* [Directive]: For every line in the data below that contains "label", copy the line.

Source data:
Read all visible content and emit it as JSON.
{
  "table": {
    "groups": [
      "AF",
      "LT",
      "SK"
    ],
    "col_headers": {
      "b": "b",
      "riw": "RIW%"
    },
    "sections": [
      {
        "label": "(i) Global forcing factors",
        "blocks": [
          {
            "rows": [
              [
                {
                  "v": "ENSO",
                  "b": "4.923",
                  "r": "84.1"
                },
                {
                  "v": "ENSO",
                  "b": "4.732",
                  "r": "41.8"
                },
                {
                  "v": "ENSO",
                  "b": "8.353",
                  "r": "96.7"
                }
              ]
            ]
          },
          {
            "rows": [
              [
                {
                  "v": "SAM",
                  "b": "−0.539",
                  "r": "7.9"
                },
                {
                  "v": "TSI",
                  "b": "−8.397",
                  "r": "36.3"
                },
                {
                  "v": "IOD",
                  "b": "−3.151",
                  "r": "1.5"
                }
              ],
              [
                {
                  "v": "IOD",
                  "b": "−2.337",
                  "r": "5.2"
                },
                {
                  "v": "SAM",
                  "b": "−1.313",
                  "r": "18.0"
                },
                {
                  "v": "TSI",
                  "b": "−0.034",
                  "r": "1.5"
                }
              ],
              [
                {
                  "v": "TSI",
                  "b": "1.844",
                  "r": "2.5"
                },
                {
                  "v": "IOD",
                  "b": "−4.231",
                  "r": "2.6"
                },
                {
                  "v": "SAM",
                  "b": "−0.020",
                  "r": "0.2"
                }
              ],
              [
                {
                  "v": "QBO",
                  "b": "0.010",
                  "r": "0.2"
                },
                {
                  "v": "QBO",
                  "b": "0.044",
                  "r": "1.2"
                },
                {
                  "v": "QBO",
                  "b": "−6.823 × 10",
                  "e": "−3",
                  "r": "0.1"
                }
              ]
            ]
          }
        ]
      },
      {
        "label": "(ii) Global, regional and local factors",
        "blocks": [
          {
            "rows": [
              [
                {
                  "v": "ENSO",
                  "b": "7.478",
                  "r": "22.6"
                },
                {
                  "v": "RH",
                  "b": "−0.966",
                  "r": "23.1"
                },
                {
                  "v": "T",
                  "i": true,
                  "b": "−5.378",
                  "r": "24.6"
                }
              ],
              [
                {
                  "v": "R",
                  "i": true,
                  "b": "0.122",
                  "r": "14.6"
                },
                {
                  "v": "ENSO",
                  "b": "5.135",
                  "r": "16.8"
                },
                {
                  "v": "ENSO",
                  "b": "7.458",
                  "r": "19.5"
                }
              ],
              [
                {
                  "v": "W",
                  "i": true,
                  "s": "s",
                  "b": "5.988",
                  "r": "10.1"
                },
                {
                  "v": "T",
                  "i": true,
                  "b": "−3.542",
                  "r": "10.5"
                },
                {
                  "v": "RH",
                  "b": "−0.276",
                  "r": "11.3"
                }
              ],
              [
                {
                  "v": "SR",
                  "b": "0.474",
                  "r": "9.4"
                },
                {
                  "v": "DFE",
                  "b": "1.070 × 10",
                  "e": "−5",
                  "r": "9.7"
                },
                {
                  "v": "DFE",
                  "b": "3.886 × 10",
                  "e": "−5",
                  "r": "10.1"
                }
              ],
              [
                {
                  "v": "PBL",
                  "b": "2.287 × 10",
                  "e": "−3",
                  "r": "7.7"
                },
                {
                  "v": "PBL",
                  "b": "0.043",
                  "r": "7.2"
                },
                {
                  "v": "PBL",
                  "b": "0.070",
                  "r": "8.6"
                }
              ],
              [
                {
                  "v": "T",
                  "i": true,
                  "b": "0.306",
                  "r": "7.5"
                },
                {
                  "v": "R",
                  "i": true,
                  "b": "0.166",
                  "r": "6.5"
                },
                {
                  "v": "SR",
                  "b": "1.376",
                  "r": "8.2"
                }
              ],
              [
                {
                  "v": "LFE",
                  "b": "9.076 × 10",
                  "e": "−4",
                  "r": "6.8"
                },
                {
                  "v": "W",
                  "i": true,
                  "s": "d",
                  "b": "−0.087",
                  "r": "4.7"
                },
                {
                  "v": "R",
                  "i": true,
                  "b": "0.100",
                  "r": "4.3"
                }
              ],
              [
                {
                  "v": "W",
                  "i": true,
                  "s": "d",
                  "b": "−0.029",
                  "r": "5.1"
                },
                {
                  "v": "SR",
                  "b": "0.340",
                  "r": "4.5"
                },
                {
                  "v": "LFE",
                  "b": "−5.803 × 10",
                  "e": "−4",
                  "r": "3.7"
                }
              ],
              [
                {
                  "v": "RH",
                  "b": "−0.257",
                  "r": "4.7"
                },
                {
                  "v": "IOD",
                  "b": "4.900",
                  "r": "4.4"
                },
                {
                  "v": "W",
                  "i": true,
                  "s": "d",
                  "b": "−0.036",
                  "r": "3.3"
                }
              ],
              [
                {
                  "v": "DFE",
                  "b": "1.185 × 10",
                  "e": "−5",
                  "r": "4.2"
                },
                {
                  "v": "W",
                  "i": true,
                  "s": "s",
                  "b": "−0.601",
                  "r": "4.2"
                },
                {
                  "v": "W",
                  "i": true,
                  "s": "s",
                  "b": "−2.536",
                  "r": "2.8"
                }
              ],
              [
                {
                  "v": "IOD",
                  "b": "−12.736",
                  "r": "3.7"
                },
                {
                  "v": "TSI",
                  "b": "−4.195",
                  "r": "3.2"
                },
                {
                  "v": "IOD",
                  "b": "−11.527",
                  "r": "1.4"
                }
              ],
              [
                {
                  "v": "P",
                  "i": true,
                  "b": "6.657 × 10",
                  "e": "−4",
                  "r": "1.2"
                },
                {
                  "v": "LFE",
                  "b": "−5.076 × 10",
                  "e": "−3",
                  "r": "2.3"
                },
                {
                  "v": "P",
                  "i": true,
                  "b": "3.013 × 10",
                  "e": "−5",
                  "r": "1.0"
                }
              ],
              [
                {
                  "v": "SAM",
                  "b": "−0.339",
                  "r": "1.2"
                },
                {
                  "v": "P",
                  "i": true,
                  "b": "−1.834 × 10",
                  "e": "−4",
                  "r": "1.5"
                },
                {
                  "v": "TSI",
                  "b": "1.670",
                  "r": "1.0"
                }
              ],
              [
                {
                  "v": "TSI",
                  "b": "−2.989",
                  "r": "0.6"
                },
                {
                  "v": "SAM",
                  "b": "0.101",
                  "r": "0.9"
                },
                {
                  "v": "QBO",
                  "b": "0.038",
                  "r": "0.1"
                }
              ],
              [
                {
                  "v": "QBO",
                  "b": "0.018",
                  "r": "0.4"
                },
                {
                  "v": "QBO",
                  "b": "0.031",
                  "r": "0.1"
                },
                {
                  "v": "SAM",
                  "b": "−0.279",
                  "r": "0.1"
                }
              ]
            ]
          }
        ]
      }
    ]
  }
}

* [Solution below]:
        "label": "(i) Global forcing factors",
        "label": "(ii) Global, regional and local factors",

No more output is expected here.